+++ Supplied data
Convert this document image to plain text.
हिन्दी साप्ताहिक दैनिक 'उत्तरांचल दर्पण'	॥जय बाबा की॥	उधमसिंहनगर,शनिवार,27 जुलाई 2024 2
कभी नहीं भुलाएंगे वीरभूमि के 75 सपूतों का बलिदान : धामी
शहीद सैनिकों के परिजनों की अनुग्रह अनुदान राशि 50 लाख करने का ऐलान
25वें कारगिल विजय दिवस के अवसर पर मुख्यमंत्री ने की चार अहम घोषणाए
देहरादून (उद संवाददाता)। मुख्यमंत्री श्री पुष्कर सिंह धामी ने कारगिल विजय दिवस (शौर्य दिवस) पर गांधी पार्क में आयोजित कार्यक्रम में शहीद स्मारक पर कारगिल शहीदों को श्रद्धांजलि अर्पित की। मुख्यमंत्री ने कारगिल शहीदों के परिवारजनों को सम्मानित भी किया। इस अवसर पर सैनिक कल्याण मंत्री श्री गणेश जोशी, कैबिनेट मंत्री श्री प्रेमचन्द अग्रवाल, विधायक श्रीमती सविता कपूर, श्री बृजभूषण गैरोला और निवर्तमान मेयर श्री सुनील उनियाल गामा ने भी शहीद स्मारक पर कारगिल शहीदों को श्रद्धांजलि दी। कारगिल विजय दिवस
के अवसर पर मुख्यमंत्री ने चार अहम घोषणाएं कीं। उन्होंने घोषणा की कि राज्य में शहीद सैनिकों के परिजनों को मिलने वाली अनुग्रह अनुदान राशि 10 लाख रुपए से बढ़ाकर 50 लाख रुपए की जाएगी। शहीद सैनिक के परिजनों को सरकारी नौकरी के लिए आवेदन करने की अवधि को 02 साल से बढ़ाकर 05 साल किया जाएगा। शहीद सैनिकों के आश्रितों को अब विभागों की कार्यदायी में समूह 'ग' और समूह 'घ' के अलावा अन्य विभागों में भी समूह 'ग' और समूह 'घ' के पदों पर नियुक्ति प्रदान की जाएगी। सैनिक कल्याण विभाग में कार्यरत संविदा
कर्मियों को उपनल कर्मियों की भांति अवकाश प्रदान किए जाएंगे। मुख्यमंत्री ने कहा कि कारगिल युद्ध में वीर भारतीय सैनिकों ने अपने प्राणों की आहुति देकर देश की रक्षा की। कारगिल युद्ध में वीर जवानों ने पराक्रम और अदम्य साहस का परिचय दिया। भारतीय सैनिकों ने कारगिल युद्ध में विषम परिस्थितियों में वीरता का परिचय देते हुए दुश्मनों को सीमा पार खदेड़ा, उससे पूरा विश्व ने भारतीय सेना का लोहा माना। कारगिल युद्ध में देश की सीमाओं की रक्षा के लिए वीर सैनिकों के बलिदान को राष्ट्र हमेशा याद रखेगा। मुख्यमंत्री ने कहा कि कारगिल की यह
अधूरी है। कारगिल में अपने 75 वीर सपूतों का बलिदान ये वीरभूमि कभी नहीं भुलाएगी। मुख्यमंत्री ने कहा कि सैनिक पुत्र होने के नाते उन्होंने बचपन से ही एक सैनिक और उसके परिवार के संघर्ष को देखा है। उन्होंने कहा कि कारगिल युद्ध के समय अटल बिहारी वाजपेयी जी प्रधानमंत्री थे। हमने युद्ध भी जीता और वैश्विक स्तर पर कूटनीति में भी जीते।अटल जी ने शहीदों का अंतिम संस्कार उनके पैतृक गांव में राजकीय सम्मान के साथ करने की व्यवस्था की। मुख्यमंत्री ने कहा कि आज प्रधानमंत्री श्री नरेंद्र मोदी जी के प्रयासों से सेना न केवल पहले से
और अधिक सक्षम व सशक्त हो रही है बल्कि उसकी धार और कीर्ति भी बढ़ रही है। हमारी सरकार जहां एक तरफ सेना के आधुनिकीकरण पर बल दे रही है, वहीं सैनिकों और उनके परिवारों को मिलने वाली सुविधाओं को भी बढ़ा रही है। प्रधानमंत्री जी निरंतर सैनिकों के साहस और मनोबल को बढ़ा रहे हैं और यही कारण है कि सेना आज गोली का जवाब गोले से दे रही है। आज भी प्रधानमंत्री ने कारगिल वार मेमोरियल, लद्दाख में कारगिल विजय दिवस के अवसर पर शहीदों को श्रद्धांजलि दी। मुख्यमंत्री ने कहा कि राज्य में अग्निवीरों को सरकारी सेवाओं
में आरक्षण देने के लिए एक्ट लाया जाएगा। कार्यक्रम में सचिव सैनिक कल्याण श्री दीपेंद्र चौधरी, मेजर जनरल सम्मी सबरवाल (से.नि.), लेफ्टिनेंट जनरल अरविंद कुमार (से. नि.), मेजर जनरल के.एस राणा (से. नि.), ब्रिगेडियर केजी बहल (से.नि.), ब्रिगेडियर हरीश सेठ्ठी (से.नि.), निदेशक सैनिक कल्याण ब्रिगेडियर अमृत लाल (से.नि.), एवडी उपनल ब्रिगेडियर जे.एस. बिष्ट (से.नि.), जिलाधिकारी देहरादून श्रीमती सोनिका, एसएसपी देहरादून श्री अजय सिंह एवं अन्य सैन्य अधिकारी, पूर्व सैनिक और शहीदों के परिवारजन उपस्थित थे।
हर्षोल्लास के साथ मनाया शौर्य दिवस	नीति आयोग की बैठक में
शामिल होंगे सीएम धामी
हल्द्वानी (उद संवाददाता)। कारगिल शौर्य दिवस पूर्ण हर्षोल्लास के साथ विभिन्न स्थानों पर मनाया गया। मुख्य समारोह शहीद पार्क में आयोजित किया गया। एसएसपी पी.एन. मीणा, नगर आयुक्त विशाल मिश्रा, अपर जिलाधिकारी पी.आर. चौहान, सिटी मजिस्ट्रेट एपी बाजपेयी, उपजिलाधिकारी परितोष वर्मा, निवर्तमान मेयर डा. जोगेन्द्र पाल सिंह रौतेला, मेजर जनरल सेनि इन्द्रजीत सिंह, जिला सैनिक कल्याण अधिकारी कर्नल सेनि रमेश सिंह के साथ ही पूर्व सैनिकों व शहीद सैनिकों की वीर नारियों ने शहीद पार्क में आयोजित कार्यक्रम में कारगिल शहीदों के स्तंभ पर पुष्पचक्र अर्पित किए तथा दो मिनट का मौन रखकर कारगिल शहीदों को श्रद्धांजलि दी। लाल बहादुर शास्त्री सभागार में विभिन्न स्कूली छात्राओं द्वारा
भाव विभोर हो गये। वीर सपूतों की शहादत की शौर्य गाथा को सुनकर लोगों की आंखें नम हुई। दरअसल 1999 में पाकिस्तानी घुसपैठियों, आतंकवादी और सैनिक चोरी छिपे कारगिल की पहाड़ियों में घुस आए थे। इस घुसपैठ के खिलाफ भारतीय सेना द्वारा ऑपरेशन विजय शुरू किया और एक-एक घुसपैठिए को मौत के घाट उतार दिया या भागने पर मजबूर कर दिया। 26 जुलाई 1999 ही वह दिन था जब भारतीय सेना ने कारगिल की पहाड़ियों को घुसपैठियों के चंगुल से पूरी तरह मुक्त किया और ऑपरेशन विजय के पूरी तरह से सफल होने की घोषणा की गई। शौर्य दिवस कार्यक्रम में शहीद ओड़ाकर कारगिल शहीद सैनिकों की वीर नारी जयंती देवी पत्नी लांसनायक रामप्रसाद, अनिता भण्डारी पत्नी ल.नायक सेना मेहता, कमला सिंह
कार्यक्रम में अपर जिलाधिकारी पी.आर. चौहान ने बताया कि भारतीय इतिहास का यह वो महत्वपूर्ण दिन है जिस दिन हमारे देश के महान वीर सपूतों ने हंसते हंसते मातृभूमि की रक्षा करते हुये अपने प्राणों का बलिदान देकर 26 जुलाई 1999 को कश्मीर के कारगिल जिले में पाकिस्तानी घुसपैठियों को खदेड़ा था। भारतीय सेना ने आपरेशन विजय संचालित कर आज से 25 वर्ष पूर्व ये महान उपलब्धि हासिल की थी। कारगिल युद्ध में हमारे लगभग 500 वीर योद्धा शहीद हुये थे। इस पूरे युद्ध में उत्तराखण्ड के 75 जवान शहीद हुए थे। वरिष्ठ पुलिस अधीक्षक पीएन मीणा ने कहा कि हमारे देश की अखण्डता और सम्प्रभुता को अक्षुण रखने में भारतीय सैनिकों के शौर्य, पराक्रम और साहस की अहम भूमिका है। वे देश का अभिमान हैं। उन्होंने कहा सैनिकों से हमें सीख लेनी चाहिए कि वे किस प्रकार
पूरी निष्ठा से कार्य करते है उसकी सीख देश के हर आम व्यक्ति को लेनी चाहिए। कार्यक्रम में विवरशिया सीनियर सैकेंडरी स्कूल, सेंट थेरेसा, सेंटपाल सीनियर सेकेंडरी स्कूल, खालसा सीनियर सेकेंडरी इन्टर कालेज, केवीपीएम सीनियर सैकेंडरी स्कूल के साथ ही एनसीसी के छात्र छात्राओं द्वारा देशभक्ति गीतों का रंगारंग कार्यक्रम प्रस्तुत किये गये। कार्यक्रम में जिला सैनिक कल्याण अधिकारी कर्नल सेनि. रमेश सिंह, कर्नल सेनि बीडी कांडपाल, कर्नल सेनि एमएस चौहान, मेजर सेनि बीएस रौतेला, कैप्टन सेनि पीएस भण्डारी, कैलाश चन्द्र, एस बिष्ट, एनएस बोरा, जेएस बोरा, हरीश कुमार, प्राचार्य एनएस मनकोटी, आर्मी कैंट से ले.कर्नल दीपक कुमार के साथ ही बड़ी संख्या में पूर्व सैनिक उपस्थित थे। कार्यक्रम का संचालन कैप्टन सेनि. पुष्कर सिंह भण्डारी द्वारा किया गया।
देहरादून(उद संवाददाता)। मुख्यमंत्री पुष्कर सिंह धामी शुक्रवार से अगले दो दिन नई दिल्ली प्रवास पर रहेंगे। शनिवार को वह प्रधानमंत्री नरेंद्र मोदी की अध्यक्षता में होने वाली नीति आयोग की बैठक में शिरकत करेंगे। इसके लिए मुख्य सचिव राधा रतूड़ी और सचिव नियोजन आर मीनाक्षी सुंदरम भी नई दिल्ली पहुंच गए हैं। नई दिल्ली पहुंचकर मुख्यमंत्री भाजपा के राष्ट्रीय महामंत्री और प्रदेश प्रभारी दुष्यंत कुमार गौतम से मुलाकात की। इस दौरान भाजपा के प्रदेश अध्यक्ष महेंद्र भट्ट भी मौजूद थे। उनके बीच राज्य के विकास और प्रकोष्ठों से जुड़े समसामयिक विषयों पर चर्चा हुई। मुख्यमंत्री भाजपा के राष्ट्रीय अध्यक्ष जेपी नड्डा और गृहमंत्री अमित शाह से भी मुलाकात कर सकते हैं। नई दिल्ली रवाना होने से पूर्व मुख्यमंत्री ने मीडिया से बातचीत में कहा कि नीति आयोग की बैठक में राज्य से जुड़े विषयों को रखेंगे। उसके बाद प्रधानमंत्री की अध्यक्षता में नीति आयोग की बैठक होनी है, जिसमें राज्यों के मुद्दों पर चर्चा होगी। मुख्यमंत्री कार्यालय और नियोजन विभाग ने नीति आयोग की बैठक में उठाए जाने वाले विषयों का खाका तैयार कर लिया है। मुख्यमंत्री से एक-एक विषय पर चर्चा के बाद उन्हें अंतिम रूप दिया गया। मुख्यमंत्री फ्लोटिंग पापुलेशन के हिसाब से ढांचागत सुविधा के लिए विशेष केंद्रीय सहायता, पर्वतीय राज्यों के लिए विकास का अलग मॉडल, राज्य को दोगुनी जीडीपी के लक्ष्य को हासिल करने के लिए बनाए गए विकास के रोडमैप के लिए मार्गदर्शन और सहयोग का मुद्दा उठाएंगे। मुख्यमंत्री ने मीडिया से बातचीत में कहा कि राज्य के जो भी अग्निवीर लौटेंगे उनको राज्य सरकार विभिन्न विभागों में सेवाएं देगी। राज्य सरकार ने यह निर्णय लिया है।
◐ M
++++++
Instructions for the task — Gather up the lines containing the word "एसएसप" from these records and copy them.

Exercise solution —
में आरक्षण देने के लिए एक्ट लाया जाएगा। कार्यक्रम में सचिव सैनिक कल्याण श्री दीपेंद्र चौधरी, मेजर जनरल सम्मी सबरवाल (से.नि.), लेफ्टिनेंट जनरल अरविंद कुमार (से. नि.), मेजर जनरल के.एस राणा (से. नि.), ब्रिगेडियर केजी बहल (से.नि.), ब्रिगेडियर हरीश सेठ्ठी (से.नि.), निदेशक सैनिक कल्याण ब्रिगेडियर अमृत लाल (से.नि.), एवडी उपनल ब्रिगेडियर जे.एस. बिष्ट (से.नि.), जिलाधिकारी देहरादून श्रीमती सोनिका, एसएसपी देहरादून श्री अजय सिंह एवं अन्य सैन्य अधिकारी, पूर्व सैनिक और शहीदों के परिवारजन उपस्थित थे।
हल्द्वानी (उद संवाददाता)। कारगिल शौर्य दिवस पूर्ण हर्षोल्लास के साथ विभिन्न स्थानों पर मनाया गया। मुख्य समारोह शहीद पार्क में आयोजित किया गया। एसएसपी पी.एन. मीणा, नगर आयुक्त विशाल मिश्रा, अपर जिलाधिकारी पी.आर. चौहान, सिटी मजिस्ट्रेट एपी बाजपेयी, उपजिलाधिकारी परितोष वर्मा, निवर्तमान मेयर डा. जोगेन्द्र पाल सिंह रौतेला, मेजर जनरल सेनि इन्द्रजीत सिंह, जिला सैनिक कल्याण अधिकारी कर्नल सेनि रमेश सिंह के साथ ही पूर्व सैनिकों व शहीद सैनिकों की वीर नारियों ने शहीद पार्क में आयोजित कार्यक्रम में कारगिल शहीदों के स्तंभ पर पुष्पचक्र अर्पित किए तथा दो मिनट का मौन रखकर कारगिल शहीदों को श्रद्धांजलि दी। लाल बहादुर शास्त्री सभागार में विभिन्न स्कूली छात्राओं द्वारा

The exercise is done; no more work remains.